What is expected. Drop the images; return everything else in the listing below exactly.

Material to process.
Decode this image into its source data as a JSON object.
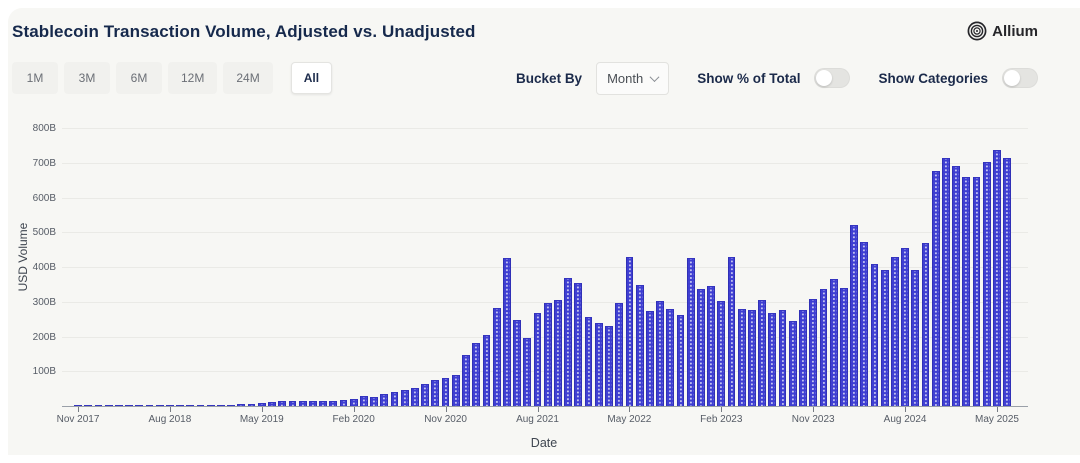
{
  "header": {
    "title": "Stablecoin Transaction Volume, Adjusted vs. Unadjusted",
    "logo_text": "Allium"
  },
  "toolbar": {
    "ranges": [
      {
        "label": "1M",
        "selected": false
      },
      {
        "label": "3M",
        "selected": false
      },
      {
        "label": "6M",
        "selected": false
      },
      {
        "label": "12M",
        "selected": false
      },
      {
        "label": "24M",
        "selected": false
      },
      {
        "label": "All",
        "selected": true
      }
    ],
    "bucket_by_label": "Bucket By",
    "bucket_value": "Month",
    "show_pct_label": "Show % of Total",
    "show_pct_on": false,
    "show_categories_label": "Show Categories",
    "show_categories_on": false
  },
  "colors": {
    "bar": "#3e3ed2",
    "bar_dot": "#c7c7f1",
    "title_navy": "#16294c",
    "panel_bg": "#f7f7f4"
  },
  "chart_data": {
    "type": "bar",
    "title": "Stablecoin Transaction Volume, Adjusted vs. Unadjusted",
    "xlabel": "Date",
    "ylabel": "USD Volume",
    "ylim": [
      0,
      800
    ],
    "y_tick_labels": [
      "100B",
      "200B",
      "300B",
      "400B",
      "500B",
      "600B",
      "700B",
      "800B"
    ],
    "x_axis_tick_labels": [
      "Nov 2017",
      "Aug 2018",
      "May 2019",
      "Feb 2020",
      "Nov 2020",
      "Aug 2021",
      "May 2022",
      "Feb 2023",
      "Nov 2023",
      "Aug 2024",
      "May 2025"
    ],
    "grid": "horizontal",
    "legend": "none",
    "unit": "billions USD",
    "categories": [
      "Nov 2017",
      "Dec 2017",
      "Jan 2018",
      "Feb 2018",
      "Mar 2018",
      "Apr 2018",
      "May 2018",
      "Jun 2018",
      "Jul 2018",
      "Aug 2018",
      "Sep 2018",
      "Oct 2018",
      "Nov 2018",
      "Dec 2018",
      "Jan 2019",
      "Feb 2019",
      "Mar 2019",
      "Apr 2019",
      "May 2019",
      "Jun 2019",
      "Jul 2019",
      "Aug 2019",
      "Sep 2019",
      "Oct 2019",
      "Nov 2019",
      "Dec 2019",
      "Jan 2020",
      "Feb 2020",
      "Mar 2020",
      "Apr 2020",
      "May 2020",
      "Jun 2020",
      "Jul 2020",
      "Aug 2020",
      "Sep 2020",
      "Oct 2020",
      "Nov 2020",
      "Dec 2020",
      "Jan 2021",
      "Feb 2021",
      "Mar 2021",
      "Apr 2021",
      "May 2021",
      "Jun 2021",
      "Jul 2021",
      "Aug 2021",
      "Sep 2021",
      "Oct 2021",
      "Nov 2021",
      "Dec 2021",
      "Jan 2022",
      "Feb 2022",
      "Mar 2022",
      "Apr 2022",
      "May 2022",
      "Jun 2022",
      "Jul 2022",
      "Aug 2022",
      "Sep 2022",
      "Oct 2022",
      "Nov 2022",
      "Dec 2022",
      "Jan 2023",
      "Feb 2023",
      "Mar 2023",
      "Apr 2023",
      "May 2023",
      "Jun 2023",
      "Jul 2023",
      "Aug 2023",
      "Sep 2023",
      "Oct 2023",
      "Nov 2023",
      "Dec 2023",
      "Jan 2024",
      "Feb 2024",
      "Mar 2024",
      "Apr 2024",
      "May 2024",
      "Jun 2024",
      "Jul 2024",
      "Aug 2024",
      "Sep 2024",
      "Oct 2024",
      "Nov 2024",
      "Dec 2024",
      "Jan 2025",
      "Feb 2025",
      "Mar 2025",
      "Apr 2025",
      "May 2025",
      "Jun 2025"
    ],
    "values": [
      1,
      2,
      2,
      2,
      2,
      2,
      2,
      2,
      2,
      2,
      2,
      3,
      3,
      3,
      3,
      4,
      5,
      7,
      9,
      12,
      13,
      13,
      14,
      14,
      14,
      15,
      17,
      21,
      29,
      27,
      34,
      39,
      47,
      52,
      64,
      75,
      80,
      88,
      148,
      181,
      205,
      282,
      425,
      248,
      197,
      267,
      296,
      306,
      368,
      353,
      255,
      240,
      229,
      296,
      430,
      348,
      272,
      302,
      280,
      262,
      425,
      337,
      346,
      301,
      430,
      280,
      277,
      306,
      267,
      277,
      245,
      277,
      308,
      337,
      365,
      341,
      521,
      473,
      408,
      392,
      430,
      456,
      392,
      470,
      676,
      713,
      690,
      660,
      660,
      703,
      737,
      714
    ]
  }
}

Solution.
Decode this image into its source data as a JSON object.
{
  "header": {
    "title": "Stablecoin Transaction Volume, Adjusted vs. Unadjusted",
    "logo_text": "Allium"
  },
  "toolbar": {
    "ranges": [
      {
        "label": "1M",
        "selected": false
      },
      {
        "label": "3M",
        "selected": false
      },
      {
        "label": "6M",
        "selected": false
      },
      {
        "label": "12M",
        "selected": false
      },
      {
        "label": "24M",
        "selected": false
      },
      {
        "label": "All",
        "selected": true
      }
    ],
    "bucket_by_label": "Bucket By",
    "bucket_value": "Month",
    "show_pct_label": "Show % of Total",
    "show_pct_on": false,
    "show_categories_label": "Show Categories",
    "show_categories_on": false
  },
  "colors": {
    "bar": "#3e3ed2",
    "bar_dot": "#c7c7f1",
    "title_navy": "#16294c",
    "panel_bg": "#f7f7f4"
  },
  "chart_data": {
    "type": "bar",
    "title": "Stablecoin Transaction Volume, Adjusted vs. Unadjusted",
    "xlabel": "Date",
    "ylabel": "USD Volume",
    "ylim": [
      0,
      800
    ],
    "y_tick_labels": [
      "100B",
      "200B",
      "300B",
      "400B",
      "500B",
      "600B",
      "700B",
      "800B"
    ],
    "x_axis_tick_labels": [
      "Nov 2017",
      "Aug 2018",
      "May 2019",
      "Feb 2020",
      "Nov 2020",
      "Aug 2021",
      "May 2022",
      "Feb 2023",
      "Nov 2023",
      "Aug 2024",
      "May 2025"
    ],
    "grid": "horizontal",
    "legend": "none",
    "unit": "billions USD",
    "categories": [
      "Nov 2017",
      "Dec 2017",
      "Jan 2018",
      "Feb 2018",
      "Mar 2018",
      "Apr 2018",
      "May 2018",
      "Jun 2018",
      "Jul 2018",
      "Aug 2018",
      "Sep 2018",
      "Oct 2018",
      "Nov 2018",
      "Dec 2018",
      "Jan 2019",
      "Feb 2019",
      "Mar 2019",
      "Apr 2019",
      "May 2019",
      "Jun 2019",
      "Jul 2019",
      "Aug 2019",
      "Sep 2019",
      "Oct 2019",
      "Nov 2019",
      "Dec 2019",
      "Jan 2020",
      "Feb 2020",
      "Mar 2020",
      "Apr 2020",
      "May 2020",
      "Jun 2020",
      "Jul 2020",
      "Aug 2020",
      "Sep 2020",
      "Oct 2020",
      "Nov 2020",
      "Dec 2020",
      "Jan 2021",
      "Feb 2021",
      "Mar 2021",
      "Apr 2021",
      "May 2021",
      "Jun 2021",
      "Jul 2021",
      "Aug 2021",
      "Sep 2021",
      "Oct 2021",
      "Nov 2021",
      "Dec 2021",
      "Jan 2022",
      "Feb 2022",
      "Mar 2022",
      "Apr 2022",
      "May 2022",
      "Jun 2022",
      "Jul 2022",
      "Aug 2022",
      "Sep 2022",
      "Oct 2022",
      "Nov 2022",
      "Dec 2022",
      "Jan 2023",
      "Feb 2023",
      "Mar 2023",
      "Apr 2023",
      "May 2023",
      "Jun 2023",
      "Jul 2023",
      "Aug 2023",
      "Sep 2023",
      "Oct 2023",
      "Nov 2023",
      "Dec 2023",
      "Jan 2024",
      "Feb 2024",
      "Mar 2024",
      "Apr 2024",
      "May 2024",
      "Jun 2024",
      "Jul 2024",
      "Aug 2024",
      "Sep 2024",
      "Oct 2024",
      "Nov 2024",
      "Dec 2024",
      "Jan 2025",
      "Feb 2025",
      "Mar 2025",
      "Apr 2025",
      "May 2025",
      "Jun 2025"
    ],
    "values": [
      1,
      2,
      2,
      2,
      2,
      2,
      2,
      2,
      2,
      2,
      2,
      3,
      3,
      3,
      3,
      4,
      5,
      7,
      9,
      12,
      13,
      13,
      14,
      14,
      14,
      15,
      17,
      21,
      29,
      27,
      34,
      39,
      47,
      52,
      64,
      75,
      80,
      88,
      148,
      181,
      205,
      282,
      425,
      248,
      197,
      267,
      296,
      306,
      368,
      353,
      255,
      240,
      229,
      296,
      430,
      348,
      272,
      302,
      280,
      262,
      425,
      337,
      346,
      301,
      430,
      280,
      277,
      306,
      267,
      277,
      245,
      277,
      308,
      337,
      365,
      341,
      521,
      473,
      408,
      392,
      430,
      456,
      392,
      470,
      676,
      713,
      690,
      660,
      660,
      703,
      737,
      714
    ]
  }
}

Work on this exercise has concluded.